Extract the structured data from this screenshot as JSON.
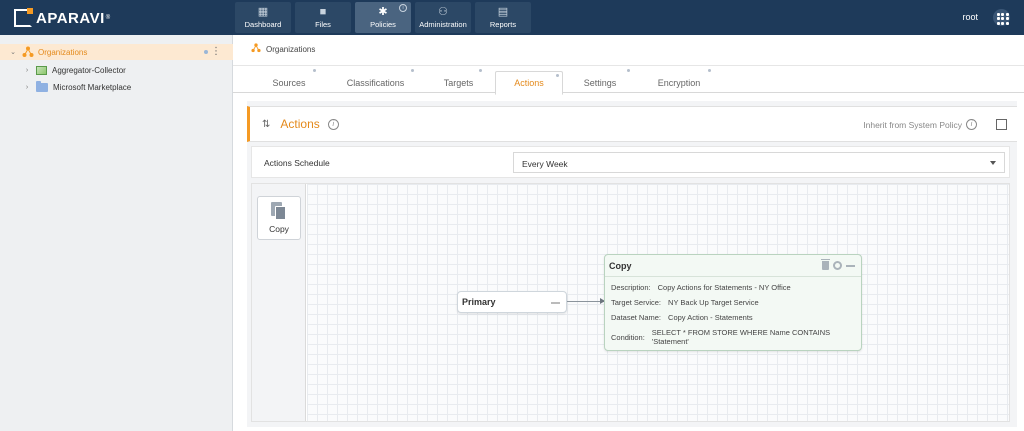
{
  "app": {
    "logo": "APARAVI",
    "trademark": "®"
  },
  "nav": [
    {
      "label": "Dashboard",
      "icon": "grid-icon"
    },
    {
      "label": "Files",
      "icon": "folder-icon"
    },
    {
      "label": "Policies",
      "icon": "gear-icon",
      "active": true
    },
    {
      "label": "Administration",
      "icon": "users-icon"
    },
    {
      "label": "Reports",
      "icon": "clipboard-icon"
    }
  ],
  "user": "root",
  "sidebar": {
    "items": [
      {
        "label": "Organizations",
        "selected": true
      },
      {
        "label": "Aggregator-Collector"
      },
      {
        "label": "Microsoft Marketplace"
      }
    ]
  },
  "breadcrumb": "Organizations",
  "tabs": [
    "Sources",
    "Classifications",
    "Targets",
    "Actions",
    "Settings",
    "Encryption"
  ],
  "active_tab": "Actions",
  "actions": {
    "title": "Actions",
    "info_symbol": "i",
    "inherit_label": "Inherit from System Policy",
    "schedule_label": "Actions Schedule",
    "schedule_value": "Every Week"
  },
  "palette": {
    "copy_label": "Copy"
  },
  "flow": {
    "primary_label": "Primary",
    "copy_node": {
      "title": "Copy",
      "fields": [
        {
          "key": "Description:",
          "value": "Copy Actions for Statements - NY Office"
        },
        {
          "key": "Target Service:",
          "value": "NY Back Up Target Service"
        },
        {
          "key": "Dataset Name:",
          "value": "Copy Action - Statements"
        },
        {
          "key": "Condition:",
          "value": "SELECT * FROM STORE WHERE Name CONTAINS 'Statement'"
        }
      ]
    }
  },
  "colors": {
    "topbar": "#1e3a5a",
    "accent": "#f59a23",
    "selected_row": "#fde9d2"
  }
}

********************

Copy out each line of the entries that holds "Organizations".

        "label": "Organizations",
  "breadcrumb": "Organizations",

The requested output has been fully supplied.